Repeat the records verbatim and leave the pictures out of your copy.

AVAILABLE DATA →
****************

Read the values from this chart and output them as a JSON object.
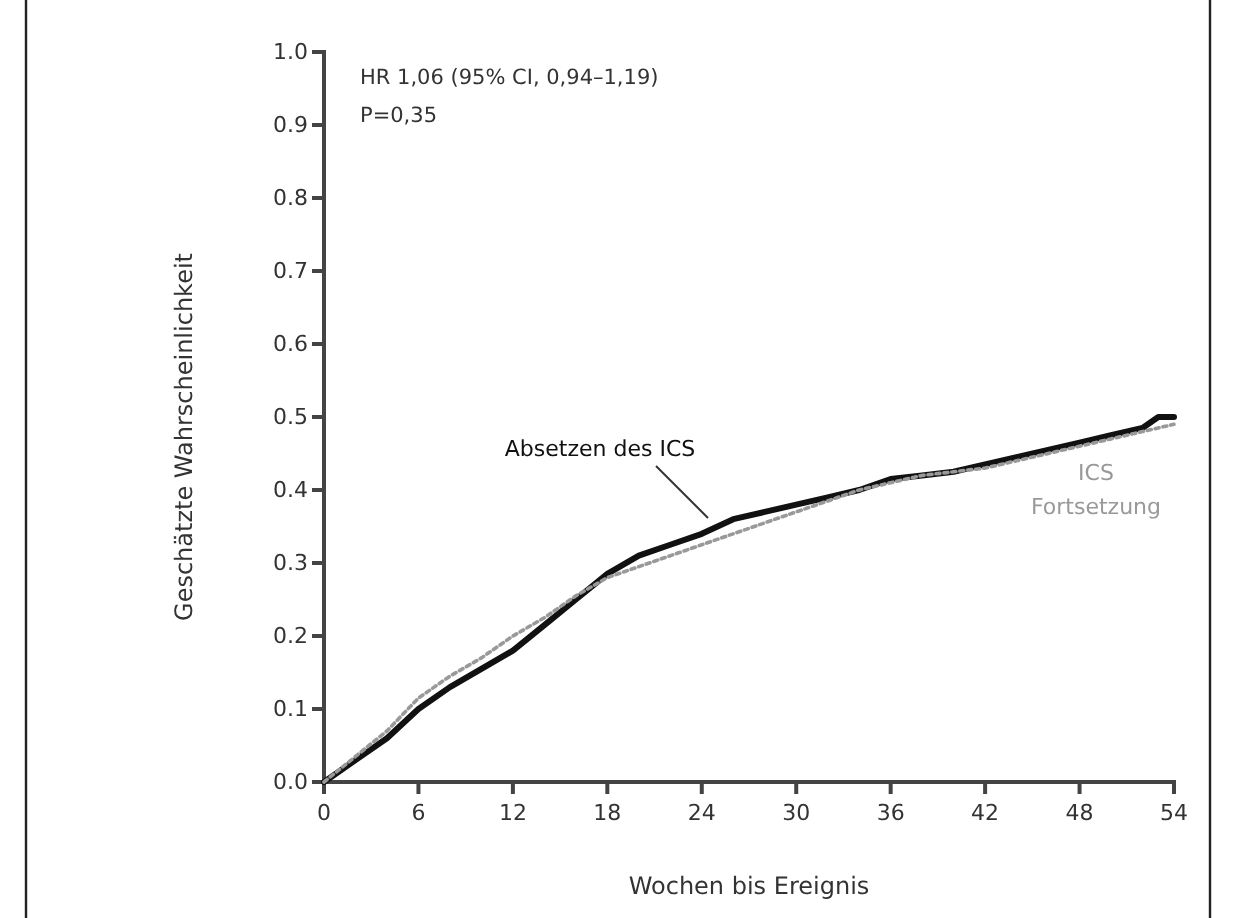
{
  "chart_data": {
    "type": "line",
    "xlabel": "Wochen bis Ereignis",
    "ylabel": "Geschätzte Wahrscheinlichkeit",
    "xlim": [
      0,
      54
    ],
    "ylim": [
      0,
      1.0
    ],
    "xticks": [
      0,
      6,
      12,
      18,
      24,
      30,
      36,
      42,
      48,
      54
    ],
    "yticks": [
      {
        "value": 0,
        "label": "0.0"
      },
      0.1,
      0.2,
      0.3,
      0.4,
      0.5,
      0.6,
      0.7,
      0.8,
      0.9,
      {
        "value": 1,
        "label": "1.0"
      }
    ],
    "annotations": [
      "HR 1,06 (95% CI, 0,94–1,19)",
      "P=0,35"
    ],
    "series": [
      {
        "name": "Absetzen des ICS",
        "color": "#111111",
        "line_style": "solid",
        "x": [
          0,
          2,
          4,
          6,
          8,
          10,
          12,
          14,
          16,
          18,
          20,
          22,
          24,
          26,
          28,
          30,
          32,
          34,
          36,
          38,
          40,
          42,
          44,
          46,
          48,
          50,
          52,
          53,
          54
        ],
        "values": [
          0,
          0.03,
          0.06,
          0.1,
          0.13,
          0.155,
          0.18,
          0.215,
          0.25,
          0.285,
          0.31,
          0.325,
          0.34,
          0.36,
          0.37,
          0.38,
          0.39,
          0.4,
          0.415,
          0.42,
          0.425,
          0.435,
          0.445,
          0.455,
          0.465,
          0.475,
          0.485,
          0.5,
          0.5
        ]
      },
      {
        "name": "ICS Fortsetzung",
        "color": "#999999",
        "line_style": "dotted",
        "x": [
          0,
          2,
          4,
          6,
          8,
          10,
          12,
          14,
          16,
          18,
          20,
          22,
          24,
          26,
          28,
          30,
          32,
          34,
          36,
          38,
          40,
          42,
          44,
          46,
          48,
          50,
          52,
          54
        ],
        "values": [
          0,
          0.035,
          0.07,
          0.115,
          0.145,
          0.17,
          0.2,
          0.225,
          0.255,
          0.28,
          0.295,
          0.31,
          0.325,
          0.34,
          0.355,
          0.37,
          0.385,
          0.4,
          0.41,
          0.42,
          0.425,
          0.43,
          0.44,
          0.45,
          0.46,
          0.47,
          0.48,
          0.49
        ]
      }
    ],
    "grid": false,
    "legend": false,
    "marker": "none"
  }
}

****************

RESPONSE TO THIS TASK →
Read the values from this chart and output them as a JSON object.
{
  "chart_data": {
    "type": "line",
    "xlabel": "Wochen bis Ereignis",
    "ylabel": "Geschätzte Wahrscheinlichkeit",
    "xlim": [
      0,
      54
    ],
    "ylim": [
      0,
      1.0
    ],
    "xticks": [
      0,
      6,
      12,
      18,
      24,
      30,
      36,
      42,
      48,
      54
    ],
    "yticks": [
      {
        "value": 0,
        "label": "0.0"
      },
      0.1,
      0.2,
      0.3,
      0.4,
      0.5,
      0.6,
      0.7,
      0.8,
      0.9,
      {
        "value": 1,
        "label": "1.0"
      }
    ],
    "annotations": [
      "HR 1,06 (95% CI, 0,94–1,19)",
      "P=0,35"
    ],
    "series": [
      {
        "name": "Absetzen des ICS",
        "color": "#111111",
        "line_style": "solid",
        "x": [
          0,
          2,
          4,
          6,
          8,
          10,
          12,
          14,
          16,
          18,
          20,
          22,
          24,
          26,
          28,
          30,
          32,
          34,
          36,
          38,
          40,
          42,
          44,
          46,
          48,
          50,
          52,
          53,
          54
        ],
        "values": [
          0,
          0.03,
          0.06,
          0.1,
          0.13,
          0.155,
          0.18,
          0.215,
          0.25,
          0.285,
          0.31,
          0.325,
          0.34,
          0.36,
          0.37,
          0.38,
          0.39,
          0.4,
          0.415,
          0.42,
          0.425,
          0.435,
          0.445,
          0.455,
          0.465,
          0.475,
          0.485,
          0.5,
          0.5
        ]
      },
      {
        "name": "ICS Fortsetzung",
        "color": "#999999",
        "line_style": "dotted",
        "x": [
          0,
          2,
          4,
          6,
          8,
          10,
          12,
          14,
          16,
          18,
          20,
          22,
          24,
          26,
          28,
          30,
          32,
          34,
          36,
          38,
          40,
          42,
          44,
          46,
          48,
          50,
          52,
          54
        ],
        "values": [
          0,
          0.035,
          0.07,
          0.115,
          0.145,
          0.17,
          0.2,
          0.225,
          0.255,
          0.28,
          0.295,
          0.31,
          0.325,
          0.34,
          0.355,
          0.37,
          0.385,
          0.4,
          0.41,
          0.42,
          0.425,
          0.43,
          0.44,
          0.45,
          0.46,
          0.47,
          0.48,
          0.49
        ]
      }
    ],
    "grid": false,
    "legend": false,
    "marker": "none"
  }
}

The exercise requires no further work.